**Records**
+++++
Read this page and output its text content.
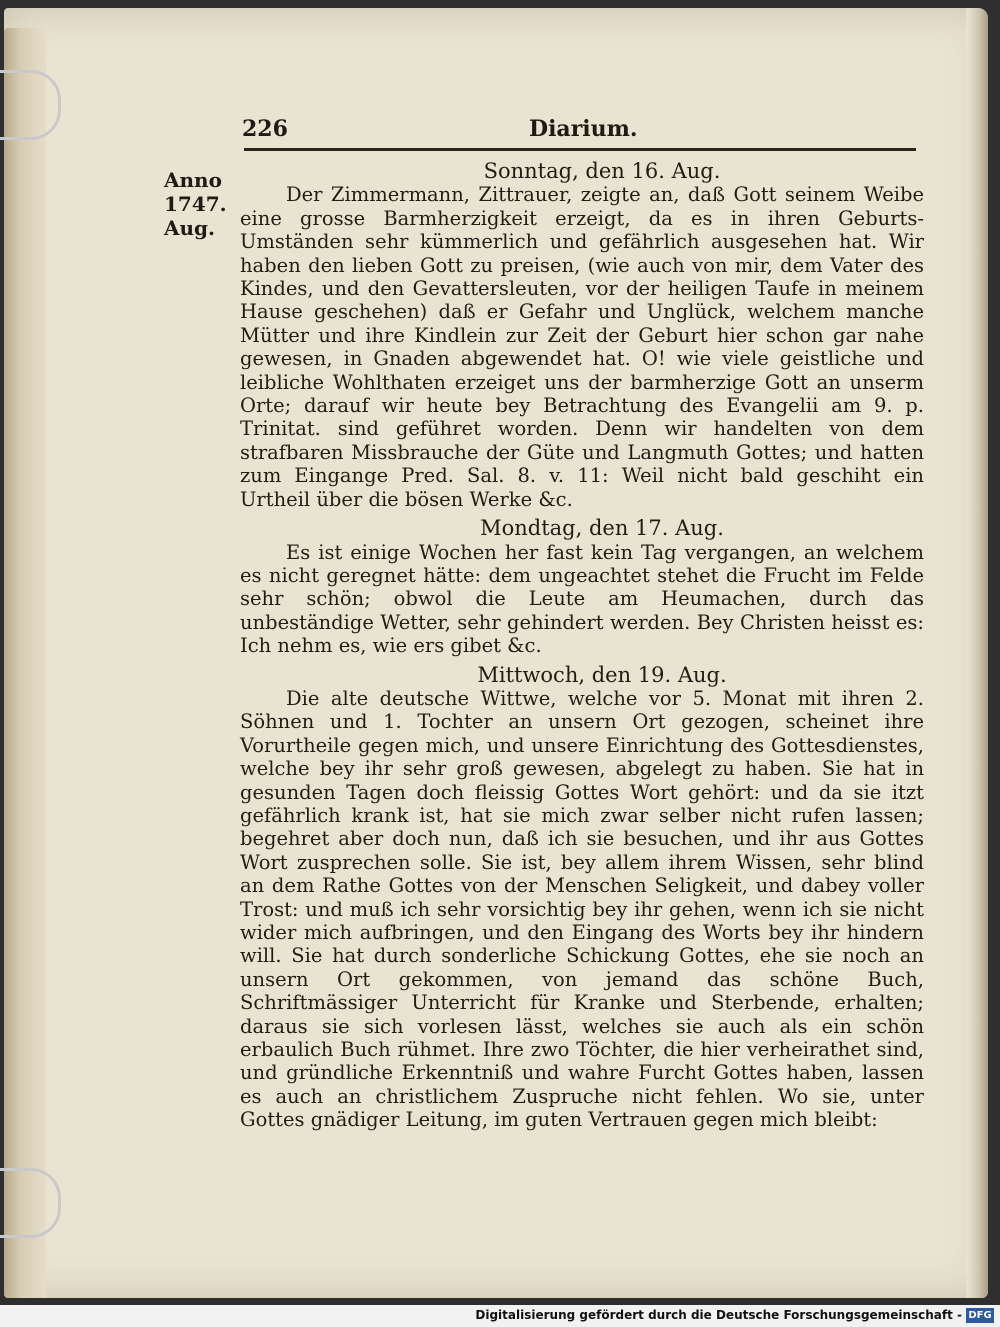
226	Diarium.
Anno
1747.
Aug.

Sonntag, den 16. Aug.

Der Zimmermann, Zittrauer, zeigte an, daß Gott seinem Weibe eine grosse Barmherzigkeit erzeigt, da es in ihren Geburts-Umständen sehr kümmerlich und gefährlich ausgesehen hat. Wir haben den lieben Gott zu preisen, (wie auch von mir, dem Vater des Kindes, und den Gevattersleuten, vor der heiligen Taufe in meinem Hause geschehen) daß er Gefahr und Unglück, welchem manche Mütter und ihre Kindlein zur Zeit der Geburt hier schon gar nahe gewesen, in Gnaden abgewendet hat. O! wie viele geistliche und leibliche Wohlthaten erzeiget uns der barmherzige Gott an unserm Orte; darauf wir heute bey Betrachtung des Evangelii am 9. p. Trinitat. sind geführet worden. Denn wir handelten von dem strafbaren Missbrauche der Güte und Langmuth Gottes; und hatten zum Eingange Pred. Sal. 8. v. 11: Weil nicht bald geschiht ein Urtheil über die bösen Werke &c.

Mondtag, den 17. Aug.

Es ist einige Wochen her fast kein Tag vergangen, an welchem es nicht geregnet hätte: dem ungeachtet stehet die Frucht im Felde sehr schön; obwol die Leute am Heumachen, durch das unbeständige Wetter, sehr gehindert werden. Bey Christen heisst es: Ich nehm es, wie ers gibet &c.

Mittwoch, den 19. Aug.

Die alte deutsche Wittwe, welche vor 5. Monat mit ihren 2. Söhnen und 1. Tochter an unsern Ort gezogen, scheinet ihre Vorurtheile gegen mich, und unsere Einrichtung des Gottesdienstes, welche bey ihr sehr groß gewesen, abgelegt zu haben. Sie hat in gesunden Tagen doch fleissig Gottes Wort gehört: und da sie itzt gefährlich krank ist, hat sie mich zwar selber nicht rufen lassen; begehret aber doch nun, daß ich sie besuchen, und ihr aus Gottes Wort zusprechen solle. Sie ist, bey allem ihrem Wissen, sehr blind an dem Rathe Gottes von der Menschen Seligkeit, und dabey voller Trost: und muß ich sehr vorsichtig bey ihr gehen, wenn ich sie nicht wider mich aufbringen, und den Eingang des Worts bey ihr hindern will. Sie hat durch sonderliche Schickung Gottes, ehe sie noch an unsern Ort gekommen, von jemand das schöne Buch, Schriftmässiger Unterricht für Kranke und Sterbende, erhalten; daraus sie sich vorlesen lässt, welches sie auch als ein schön erbaulich Buch rühmet. Ihre zwo Töchter, die hier verheirathet sind, und gründliche Erkenntniß und wahre Furcht Gottes haben, lassen es auch an christlichem Zuspruche nicht fehlen. Wo sie, unter Gottes gnädiger Leitung, im guten Vertrauen gegen mich bleibt:

Digitalisierung gefördert durch die Deutsche Forschungsgemeinschaft - DFG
+++++
**Work instructions**
Your task is to return the entries above exactly, with no pictures.

**Correct answer**
Read this page and output its text content.
226	Diarium.
Anno
1747.
Aug.

Sonntag, den 16. Aug.

Der Zimmermann, Zittrauer, zeigte an, daß Gott seinem Weibe eine grosse Barmherzigkeit erzeigt, da es in ihren Geburts-Umständen sehr kümmerlich und gefährlich ausgesehen hat. Wir haben den lieben Gott zu preisen, (wie auch von mir, dem Vater des Kindes, und den Gevattersleuten, vor der heiligen Taufe in meinem Hause geschehen) daß er Gefahr und Unglück, welchem manche Mütter und ihre Kindlein zur Zeit der Geburt hier schon gar nahe gewesen, in Gnaden abgewendet hat. O! wie viele geistliche und leibliche Wohlthaten erzeiget uns der barmherzige Gott an unserm Orte; darauf wir heute bey Betrachtung des Evangelii am 9. p. Trinitat. sind geführet worden. Denn wir handelten von dem strafbaren Missbrauche der Güte und Langmuth Gottes; und hatten zum Eingange Pred. Sal. 8. v. 11: Weil nicht bald geschiht ein Urtheil über die bösen Werke &c.

Mondtag, den 17. Aug.

Es ist einige Wochen her fast kein Tag vergangen, an welchem es nicht geregnet hätte: dem ungeachtet stehet die Frucht im Felde sehr schön; obwol die Leute am Heumachen, durch das unbeständige Wetter, sehr gehindert werden. Bey Christen heisst es: Ich nehm es, wie ers gibet &c.

Mittwoch, den 19. Aug.

Die alte deutsche Wittwe, welche vor 5. Monat mit ihren 2. Söhnen und 1. Tochter an unsern Ort gezogen, scheinet ihre Vorurtheile gegen mich, und unsere Einrichtung des Gottesdienstes, welche bey ihr sehr groß gewesen, abgelegt zu haben. Sie hat in gesunden Tagen doch fleissig Gottes Wort gehört: und da sie itzt gefährlich krank ist, hat sie mich zwar selber nicht rufen lassen; begehret aber doch nun, daß ich sie besuchen, und ihr aus Gottes Wort zusprechen solle. Sie ist, bey allem ihrem Wissen, sehr blind an dem Rathe Gottes von der Menschen Seligkeit, und dabey voller Trost: und muß ich sehr vorsichtig bey ihr gehen, wenn ich sie nicht wider mich aufbringen, und den Eingang des Worts bey ihr hindern will. Sie hat durch sonderliche Schickung Gottes, ehe sie noch an unsern Ort gekommen, von jemand das schöne Buch, Schriftmässiger Unterricht für Kranke und Sterbende, erhalten; daraus sie sich vorlesen lässt, welches sie auch als ein schön erbaulich Buch rühmet. Ihre zwo Töchter, die hier verheirathet sind, und gründliche Erkenntniß und wahre Furcht Gottes haben, lassen es auch an christlichem Zuspruche nicht fehlen. Wo sie, unter Gottes gnädiger Leitung, im guten Vertrauen gegen mich bleibt:

Digitalisierung gefördert durch die Deutsche Forschungsgemeinschaft - DFG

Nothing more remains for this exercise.